* **What is asked**
List each line of the material that contains the string "UHPC". Case counts.

* **Records shown**
_ _ _ _

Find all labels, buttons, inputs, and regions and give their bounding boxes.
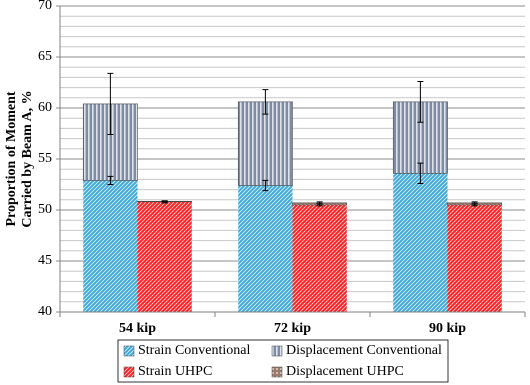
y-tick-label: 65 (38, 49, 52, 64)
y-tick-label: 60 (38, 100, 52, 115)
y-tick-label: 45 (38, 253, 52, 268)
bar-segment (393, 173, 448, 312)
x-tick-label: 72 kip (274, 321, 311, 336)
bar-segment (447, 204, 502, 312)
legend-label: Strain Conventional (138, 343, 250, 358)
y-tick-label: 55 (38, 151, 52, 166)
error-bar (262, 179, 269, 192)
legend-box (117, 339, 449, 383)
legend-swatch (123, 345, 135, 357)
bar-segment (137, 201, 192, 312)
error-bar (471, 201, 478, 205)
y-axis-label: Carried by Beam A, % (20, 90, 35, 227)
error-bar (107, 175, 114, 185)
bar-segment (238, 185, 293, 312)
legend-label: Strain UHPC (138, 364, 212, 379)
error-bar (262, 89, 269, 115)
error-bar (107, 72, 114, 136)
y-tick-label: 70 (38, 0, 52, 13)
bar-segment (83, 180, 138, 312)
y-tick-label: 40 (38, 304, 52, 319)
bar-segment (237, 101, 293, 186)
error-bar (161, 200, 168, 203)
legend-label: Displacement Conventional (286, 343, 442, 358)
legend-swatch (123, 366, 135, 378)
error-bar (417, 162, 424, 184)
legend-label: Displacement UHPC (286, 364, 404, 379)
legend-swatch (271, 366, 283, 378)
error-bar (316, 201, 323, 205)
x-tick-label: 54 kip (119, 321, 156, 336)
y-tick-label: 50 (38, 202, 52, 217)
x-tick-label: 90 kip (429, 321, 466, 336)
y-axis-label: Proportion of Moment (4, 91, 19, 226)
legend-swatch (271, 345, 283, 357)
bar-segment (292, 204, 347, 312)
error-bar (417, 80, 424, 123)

_ _ _ _

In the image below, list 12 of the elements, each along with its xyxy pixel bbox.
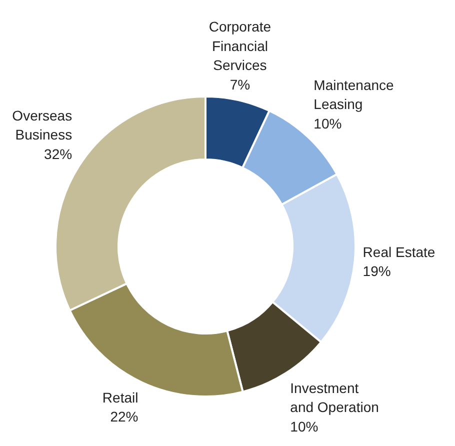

_ _ _ _

* **Reply**
legend-label: Strain UHPC (138, 364, 212, 379)
legend-label: Displacement UHPC (286, 364, 404, 379)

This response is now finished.